▶ **WORK TO BE COMPLETED**: Calculate how many lines in the following records hold the word "Onlinesuche", and report that number without comment.

-- start --

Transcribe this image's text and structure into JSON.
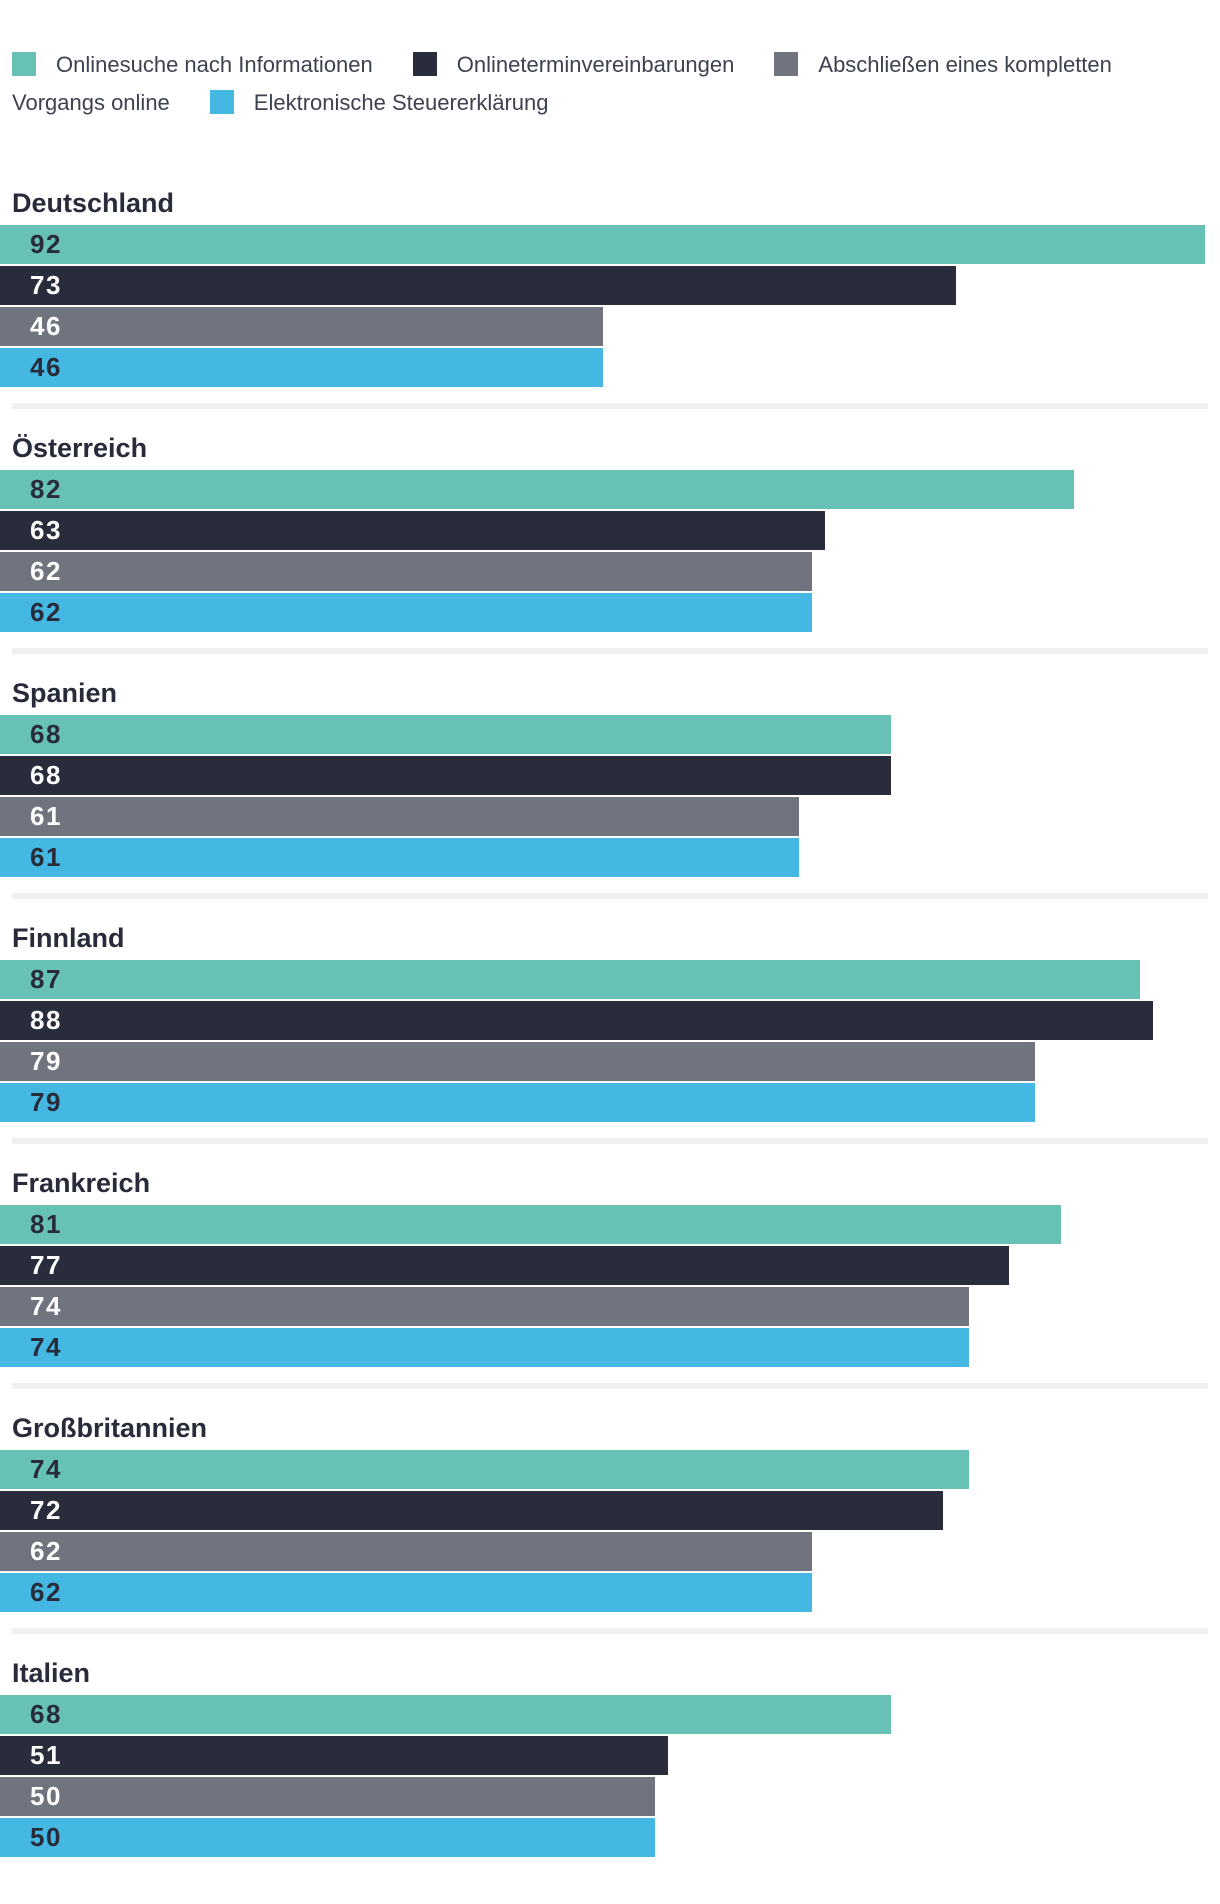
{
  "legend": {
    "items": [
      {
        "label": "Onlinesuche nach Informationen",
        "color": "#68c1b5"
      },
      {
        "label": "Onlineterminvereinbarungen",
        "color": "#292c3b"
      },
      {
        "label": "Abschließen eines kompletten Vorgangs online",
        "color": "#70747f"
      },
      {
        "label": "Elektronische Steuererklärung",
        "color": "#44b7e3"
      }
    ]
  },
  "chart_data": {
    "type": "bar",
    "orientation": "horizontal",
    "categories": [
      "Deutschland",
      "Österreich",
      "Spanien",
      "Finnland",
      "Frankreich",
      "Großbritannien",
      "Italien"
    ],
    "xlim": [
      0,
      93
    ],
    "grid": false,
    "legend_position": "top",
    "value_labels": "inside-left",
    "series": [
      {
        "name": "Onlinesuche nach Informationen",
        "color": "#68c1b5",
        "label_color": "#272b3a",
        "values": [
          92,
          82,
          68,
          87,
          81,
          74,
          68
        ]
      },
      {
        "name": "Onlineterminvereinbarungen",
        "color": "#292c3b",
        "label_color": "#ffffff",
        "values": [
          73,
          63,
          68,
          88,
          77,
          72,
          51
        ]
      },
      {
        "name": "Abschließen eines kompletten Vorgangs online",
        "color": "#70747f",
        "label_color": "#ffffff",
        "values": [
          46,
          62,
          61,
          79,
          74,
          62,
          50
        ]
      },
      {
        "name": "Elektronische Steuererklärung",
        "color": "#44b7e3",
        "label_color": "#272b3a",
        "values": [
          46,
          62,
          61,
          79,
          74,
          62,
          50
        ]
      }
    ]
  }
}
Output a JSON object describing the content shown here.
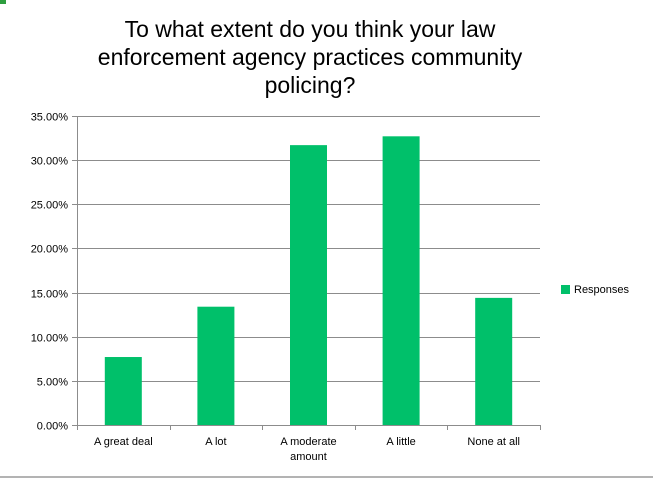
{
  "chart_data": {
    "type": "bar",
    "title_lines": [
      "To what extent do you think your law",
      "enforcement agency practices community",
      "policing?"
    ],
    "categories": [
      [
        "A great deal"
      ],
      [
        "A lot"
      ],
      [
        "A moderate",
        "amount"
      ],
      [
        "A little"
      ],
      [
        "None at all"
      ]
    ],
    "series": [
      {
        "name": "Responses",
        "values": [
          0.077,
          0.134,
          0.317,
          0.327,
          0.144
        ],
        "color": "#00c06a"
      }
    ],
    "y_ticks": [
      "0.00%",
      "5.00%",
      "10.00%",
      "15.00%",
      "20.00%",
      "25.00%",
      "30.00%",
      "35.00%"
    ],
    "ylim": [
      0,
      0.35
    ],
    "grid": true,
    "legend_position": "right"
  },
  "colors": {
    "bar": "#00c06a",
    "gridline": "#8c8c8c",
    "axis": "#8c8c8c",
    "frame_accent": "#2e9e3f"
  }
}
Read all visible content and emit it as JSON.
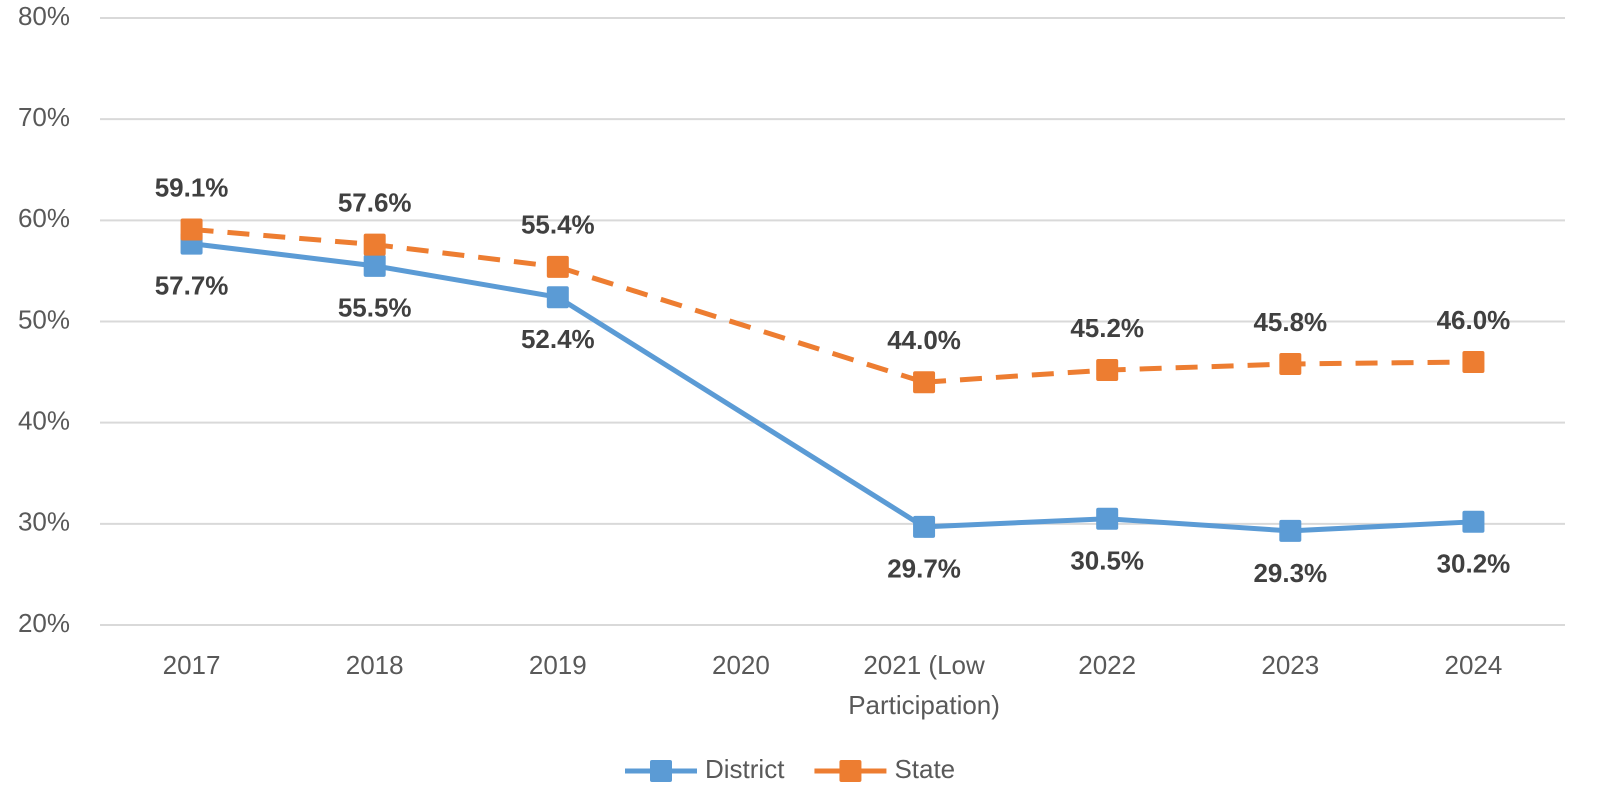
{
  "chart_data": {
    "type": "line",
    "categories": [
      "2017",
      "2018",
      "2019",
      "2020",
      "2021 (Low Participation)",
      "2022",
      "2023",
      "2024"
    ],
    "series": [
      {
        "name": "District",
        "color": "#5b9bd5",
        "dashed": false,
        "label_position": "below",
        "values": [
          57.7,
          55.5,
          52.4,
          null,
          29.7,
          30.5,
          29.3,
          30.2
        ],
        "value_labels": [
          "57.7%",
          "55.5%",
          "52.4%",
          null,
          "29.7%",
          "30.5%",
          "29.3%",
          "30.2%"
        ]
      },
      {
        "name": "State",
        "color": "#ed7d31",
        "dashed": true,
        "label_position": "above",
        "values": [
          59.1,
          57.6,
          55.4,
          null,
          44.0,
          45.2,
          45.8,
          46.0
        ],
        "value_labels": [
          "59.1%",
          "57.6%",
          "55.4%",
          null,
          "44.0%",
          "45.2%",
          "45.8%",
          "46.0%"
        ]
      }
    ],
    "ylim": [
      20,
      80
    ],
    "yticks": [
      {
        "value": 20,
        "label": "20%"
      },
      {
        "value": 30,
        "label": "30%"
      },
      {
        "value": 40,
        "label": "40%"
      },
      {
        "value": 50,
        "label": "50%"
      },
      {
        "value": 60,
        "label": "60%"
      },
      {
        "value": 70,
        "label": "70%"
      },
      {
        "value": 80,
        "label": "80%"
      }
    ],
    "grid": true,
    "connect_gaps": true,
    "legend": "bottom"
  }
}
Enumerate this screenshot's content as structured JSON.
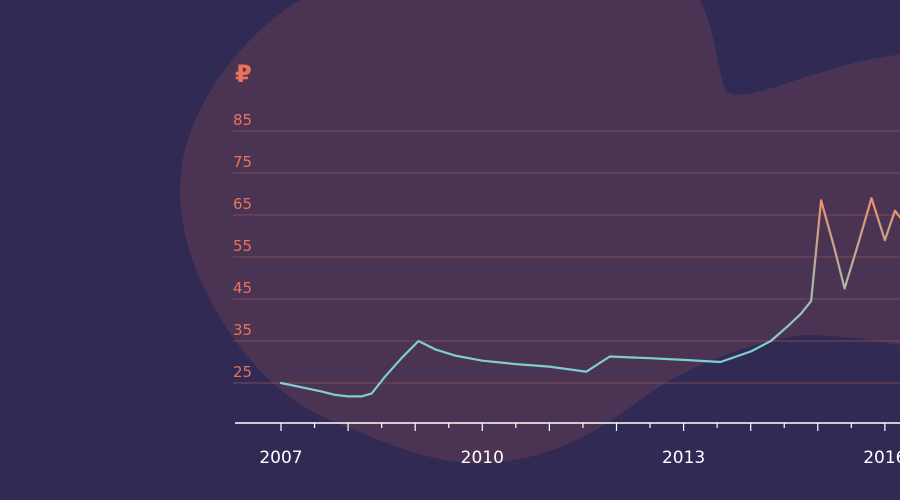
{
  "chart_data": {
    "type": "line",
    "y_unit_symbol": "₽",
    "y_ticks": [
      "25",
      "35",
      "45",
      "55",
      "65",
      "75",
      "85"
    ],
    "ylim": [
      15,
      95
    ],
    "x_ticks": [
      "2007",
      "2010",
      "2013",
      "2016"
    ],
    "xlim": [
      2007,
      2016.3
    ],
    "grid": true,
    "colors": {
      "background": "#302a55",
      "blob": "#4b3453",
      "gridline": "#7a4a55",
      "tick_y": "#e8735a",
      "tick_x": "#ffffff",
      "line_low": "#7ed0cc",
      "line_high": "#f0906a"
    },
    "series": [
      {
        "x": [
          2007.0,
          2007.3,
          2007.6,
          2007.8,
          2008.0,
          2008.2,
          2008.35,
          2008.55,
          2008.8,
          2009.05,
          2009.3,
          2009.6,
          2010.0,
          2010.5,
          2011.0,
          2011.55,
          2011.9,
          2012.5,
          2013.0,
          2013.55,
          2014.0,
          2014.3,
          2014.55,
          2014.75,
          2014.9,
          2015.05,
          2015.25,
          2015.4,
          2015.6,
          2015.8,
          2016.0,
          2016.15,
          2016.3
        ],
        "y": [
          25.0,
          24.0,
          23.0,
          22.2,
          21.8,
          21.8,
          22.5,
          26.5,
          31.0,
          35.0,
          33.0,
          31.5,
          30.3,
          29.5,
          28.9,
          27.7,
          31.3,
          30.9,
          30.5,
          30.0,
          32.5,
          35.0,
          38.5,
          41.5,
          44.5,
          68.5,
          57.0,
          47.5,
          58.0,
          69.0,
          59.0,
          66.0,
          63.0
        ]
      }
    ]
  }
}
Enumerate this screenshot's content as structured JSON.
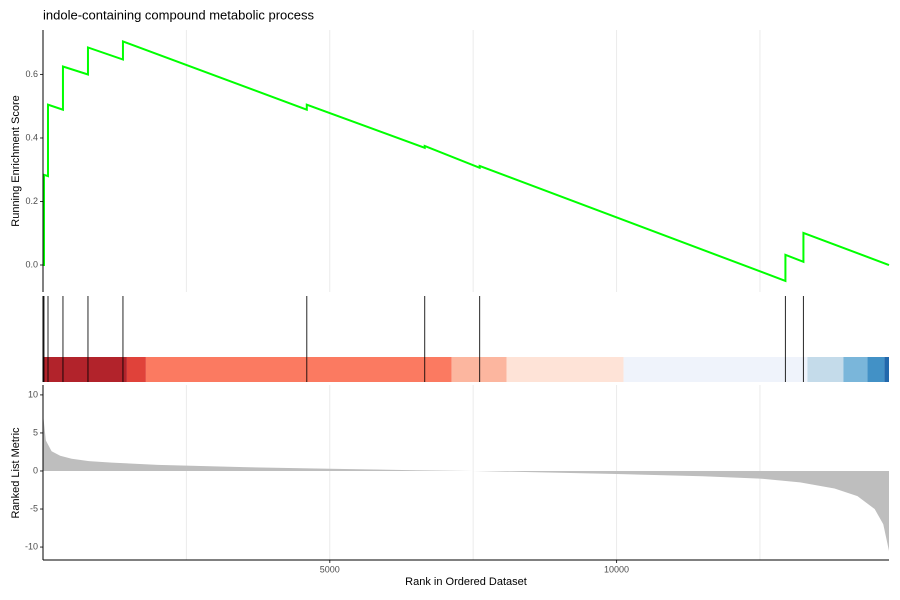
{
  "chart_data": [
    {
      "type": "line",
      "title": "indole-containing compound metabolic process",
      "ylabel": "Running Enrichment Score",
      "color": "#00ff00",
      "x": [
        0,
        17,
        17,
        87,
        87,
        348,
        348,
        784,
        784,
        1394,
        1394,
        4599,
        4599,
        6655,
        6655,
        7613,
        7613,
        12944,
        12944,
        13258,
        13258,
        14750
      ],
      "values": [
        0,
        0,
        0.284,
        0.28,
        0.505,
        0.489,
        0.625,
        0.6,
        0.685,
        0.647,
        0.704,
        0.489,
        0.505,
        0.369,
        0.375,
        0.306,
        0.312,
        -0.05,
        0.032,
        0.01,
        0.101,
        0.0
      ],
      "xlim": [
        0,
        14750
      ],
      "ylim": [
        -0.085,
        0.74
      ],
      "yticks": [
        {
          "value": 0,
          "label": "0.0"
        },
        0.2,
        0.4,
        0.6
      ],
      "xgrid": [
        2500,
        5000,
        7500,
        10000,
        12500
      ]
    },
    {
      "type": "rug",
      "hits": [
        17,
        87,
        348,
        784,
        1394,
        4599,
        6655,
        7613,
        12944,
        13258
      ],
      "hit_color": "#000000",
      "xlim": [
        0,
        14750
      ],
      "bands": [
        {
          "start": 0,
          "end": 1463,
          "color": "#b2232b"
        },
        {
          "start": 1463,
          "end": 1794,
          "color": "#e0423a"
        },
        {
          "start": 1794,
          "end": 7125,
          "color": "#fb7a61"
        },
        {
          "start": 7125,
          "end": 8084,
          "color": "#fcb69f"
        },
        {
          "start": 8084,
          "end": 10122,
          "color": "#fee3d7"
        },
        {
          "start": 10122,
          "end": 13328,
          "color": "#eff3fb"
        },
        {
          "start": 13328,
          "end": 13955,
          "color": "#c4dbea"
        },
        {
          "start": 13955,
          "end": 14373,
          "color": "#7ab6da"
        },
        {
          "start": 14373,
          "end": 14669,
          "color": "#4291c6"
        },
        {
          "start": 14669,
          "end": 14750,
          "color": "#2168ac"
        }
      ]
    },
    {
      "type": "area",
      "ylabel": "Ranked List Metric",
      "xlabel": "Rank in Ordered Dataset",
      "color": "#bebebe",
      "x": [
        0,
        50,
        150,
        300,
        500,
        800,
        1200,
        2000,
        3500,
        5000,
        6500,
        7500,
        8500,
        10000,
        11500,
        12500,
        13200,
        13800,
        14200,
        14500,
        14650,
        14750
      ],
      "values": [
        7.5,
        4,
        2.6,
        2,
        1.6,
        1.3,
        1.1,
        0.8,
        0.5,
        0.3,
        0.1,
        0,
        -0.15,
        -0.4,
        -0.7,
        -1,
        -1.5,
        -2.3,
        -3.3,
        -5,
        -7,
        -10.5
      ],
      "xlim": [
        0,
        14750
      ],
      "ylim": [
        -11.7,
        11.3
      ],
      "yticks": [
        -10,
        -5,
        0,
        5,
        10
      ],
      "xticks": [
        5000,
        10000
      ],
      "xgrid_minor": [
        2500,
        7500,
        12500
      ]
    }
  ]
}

-- end --

▶ **FINAL RESULT**: 2